> [Your instructions] Write out the whole listing, matching it exactly.

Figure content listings

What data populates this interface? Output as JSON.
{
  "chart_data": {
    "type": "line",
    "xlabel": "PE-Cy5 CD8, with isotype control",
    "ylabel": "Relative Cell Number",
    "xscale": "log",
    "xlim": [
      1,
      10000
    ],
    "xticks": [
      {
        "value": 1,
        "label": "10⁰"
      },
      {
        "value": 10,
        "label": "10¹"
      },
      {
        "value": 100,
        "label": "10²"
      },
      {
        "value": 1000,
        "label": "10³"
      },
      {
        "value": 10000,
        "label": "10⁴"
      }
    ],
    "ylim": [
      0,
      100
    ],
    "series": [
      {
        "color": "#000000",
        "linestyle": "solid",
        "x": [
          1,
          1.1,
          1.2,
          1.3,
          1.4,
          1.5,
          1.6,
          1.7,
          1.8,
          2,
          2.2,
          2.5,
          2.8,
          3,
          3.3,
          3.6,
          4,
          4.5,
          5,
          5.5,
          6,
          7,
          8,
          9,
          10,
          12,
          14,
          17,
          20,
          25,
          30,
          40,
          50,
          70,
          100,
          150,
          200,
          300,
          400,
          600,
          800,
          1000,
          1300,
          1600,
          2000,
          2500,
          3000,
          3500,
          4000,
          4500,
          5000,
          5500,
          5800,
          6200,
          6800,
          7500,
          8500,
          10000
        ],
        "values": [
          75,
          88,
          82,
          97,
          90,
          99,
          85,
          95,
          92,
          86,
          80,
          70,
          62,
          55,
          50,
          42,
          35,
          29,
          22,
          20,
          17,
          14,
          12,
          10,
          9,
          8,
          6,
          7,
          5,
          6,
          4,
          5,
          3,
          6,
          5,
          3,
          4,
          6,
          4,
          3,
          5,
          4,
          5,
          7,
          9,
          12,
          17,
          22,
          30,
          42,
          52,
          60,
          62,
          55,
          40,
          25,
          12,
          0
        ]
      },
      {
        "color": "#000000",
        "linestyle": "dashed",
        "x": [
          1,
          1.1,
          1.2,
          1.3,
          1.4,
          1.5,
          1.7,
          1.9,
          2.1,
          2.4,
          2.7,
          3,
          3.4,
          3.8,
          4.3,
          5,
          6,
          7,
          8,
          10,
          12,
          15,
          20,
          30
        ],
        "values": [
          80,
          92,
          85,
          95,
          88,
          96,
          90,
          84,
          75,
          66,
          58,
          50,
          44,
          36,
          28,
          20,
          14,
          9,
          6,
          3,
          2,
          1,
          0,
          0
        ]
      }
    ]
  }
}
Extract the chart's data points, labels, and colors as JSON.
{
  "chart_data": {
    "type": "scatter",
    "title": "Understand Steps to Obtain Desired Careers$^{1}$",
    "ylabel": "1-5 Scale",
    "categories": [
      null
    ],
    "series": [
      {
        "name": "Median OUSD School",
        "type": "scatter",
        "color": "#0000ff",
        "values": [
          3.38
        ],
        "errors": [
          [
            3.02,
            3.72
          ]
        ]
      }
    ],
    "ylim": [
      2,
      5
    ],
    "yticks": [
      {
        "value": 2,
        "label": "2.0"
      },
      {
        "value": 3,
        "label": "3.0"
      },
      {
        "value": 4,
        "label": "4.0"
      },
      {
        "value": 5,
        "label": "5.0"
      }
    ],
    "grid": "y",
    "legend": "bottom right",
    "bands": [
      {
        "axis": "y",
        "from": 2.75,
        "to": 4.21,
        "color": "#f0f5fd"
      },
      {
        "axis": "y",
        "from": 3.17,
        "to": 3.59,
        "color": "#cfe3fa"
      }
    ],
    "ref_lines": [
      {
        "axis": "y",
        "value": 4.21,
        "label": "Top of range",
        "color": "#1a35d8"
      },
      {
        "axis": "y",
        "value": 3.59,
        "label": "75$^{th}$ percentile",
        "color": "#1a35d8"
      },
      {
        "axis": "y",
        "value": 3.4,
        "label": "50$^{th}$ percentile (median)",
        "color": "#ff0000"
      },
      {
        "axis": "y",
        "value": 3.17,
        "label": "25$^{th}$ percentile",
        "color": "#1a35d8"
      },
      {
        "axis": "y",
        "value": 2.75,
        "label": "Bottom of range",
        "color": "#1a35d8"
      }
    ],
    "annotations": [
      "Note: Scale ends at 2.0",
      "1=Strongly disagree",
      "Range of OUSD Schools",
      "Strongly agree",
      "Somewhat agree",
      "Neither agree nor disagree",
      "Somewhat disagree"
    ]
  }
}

> [Final answer]
What data populates this interface? Output as JSON.
{
  "chart_data": {
    "type": "line",
    "xlabel": "PE-Cy5 CD8, with isotype control",
    "ylabel": "Relative Cell Number",
    "xscale": "log",
    "xlim": [
      1,
      10000
    ],
    "xticks": [
      {
        "value": 1,
        "label": "10⁰"
      },
      {
        "value": 10,
        "label": "10¹"
      },
      {
        "value": 100,
        "label": "10²"
      },
      {
        "value": 1000,
        "label": "10³"
      },
      {
        "value": 10000,
        "label": "10⁴"
      }
    ],
    "ylim": [
      0,
      100
    ],
    "series": [
      {
        "color": "#000000",
        "linestyle": "solid",
        "x": [
          1,
          1.1,
          1.2,
          1.3,
          1.4,
          1.5,
          1.6,
          1.7,
          1.8,
          2,
          2.2,
          2.5,
          2.8,
          3,
          3.3,
          3.6,
          4,
          4.5,
          5,
          5.5,
          6,
          7,
          8,
          9,
          10,
          12,
          14,
          17,
          20,
          25,
          30,
          40,
          50,
          70,
          100,
          150,
          200,
          300,
          400,
          600,
          800,
          1000,
          1300,
          1600,
          2000,
          2500,
          3000,
          3500,
          4000,
          4500,
          5000,
          5500,
          5800,
          6200,
          6800,
          7500,
          8500,
          10000
        ],
        "values": [
          75,
          88,
          82,
          97,
          90,
          99,
          85,
          95,
          92,
          86,
          80,
          70,
          62,
          55,
          50,
          42,
          35,
          29,
          22,
          20,
          17,
          14,
          12,
          10,
          9,
          8,
          6,
          7,
          5,
          6,
          4,
          5,
          3,
          6,
          5,
          3,
          4,
          6,
          4,
          3,
          5,
          4,
          5,
          7,
          9,
          12,
          17,
          22,
          30,
          42,
          52,
          60,
          62,
          55,
          40,
          25,
          12,
          0
        ]
      },
      {
        "color": "#000000",
        "linestyle": "dashed",
        "x": [
          1,
          1.1,
          1.2,
          1.3,
          1.4,
          1.5,
          1.7,
          1.9,
          2.1,
          2.4,
          2.7,
          3,
          3.4,
          3.8,
          4.3,
          5,
          6,
          7,
          8,
          10,
          12,
          15,
          20,
          30
        ],
        "values": [
          80,
          92,
          85,
          95,
          88,
          96,
          90,
          84,
          75,
          66,
          58,
          50,
          44,
          36,
          28,
          20,
          14,
          9,
          6,
          3,
          2,
          1,
          0,
          0
        ]
      }
    ]
  }
}
Extract the chart's data points, labels, and colors as JSON.
{
  "chart_data": {
    "type": "scatter",
    "title": "Understand Steps to Obtain Desired Careers$^{1}$",
    "ylabel": "1-5 Scale",
    "categories": [
      null
    ],
    "series": [
      {
        "name": "Median OUSD School",
        "type": "scatter",
        "color": "#0000ff",
        "values": [
          3.38
        ],
        "errors": [
          [
            3.02,
            3.72
          ]
        ]
      }
    ],
    "ylim": [
      2,
      5
    ],
    "yticks": [
      {
        "value": 2,
        "label": "2.0"
      },
      {
        "value": 3,
        "label": "3.0"
      },
      {
        "value": 4,
        "label": "4.0"
      },
      {
        "value": 5,
        "label": "5.0"
      }
    ],
    "grid": "y",
    "legend": "bottom right",
    "bands": [
      {
        "axis": "y",
        "from": 2.75,
        "to": 4.21,
        "color": "#f0f5fd"
      },
      {
        "axis": "y",
        "from": 3.17,
        "to": 3.59,
        "color": "#cfe3fa"
      }
    ],
    "ref_lines": [
      {
        "axis": "y",
        "value": 4.21,
        "label": "Top of range",
        "color": "#1a35d8"
      },
      {
        "axis": "y",
        "value": 3.59,
        "label": "75$^{th}$ percentile",
        "color": "#1a35d8"
      },
      {
        "axis": "y",
        "value": 3.4,
        "label": "50$^{th}$ percentile (median)",
        "color": "#ff0000"
      },
      {
        "axis": "y",
        "value": 3.17,
        "label": "25$^{th}$ percentile",
        "color": "#1a35d8"
      },
      {
        "axis": "y",
        "value": 2.75,
        "label": "Bottom of range",
        "color": "#1a35d8"
      }
    ],
    "annotations": [
      "Note: Scale ends at 2.0",
      "1=Strongly disagree",
      "Range of OUSD Schools",
      "Strongly agree",
      "Somewhat agree",
      "Neither agree nor disagree",
      "Somewhat disagree"
    ]
  }
}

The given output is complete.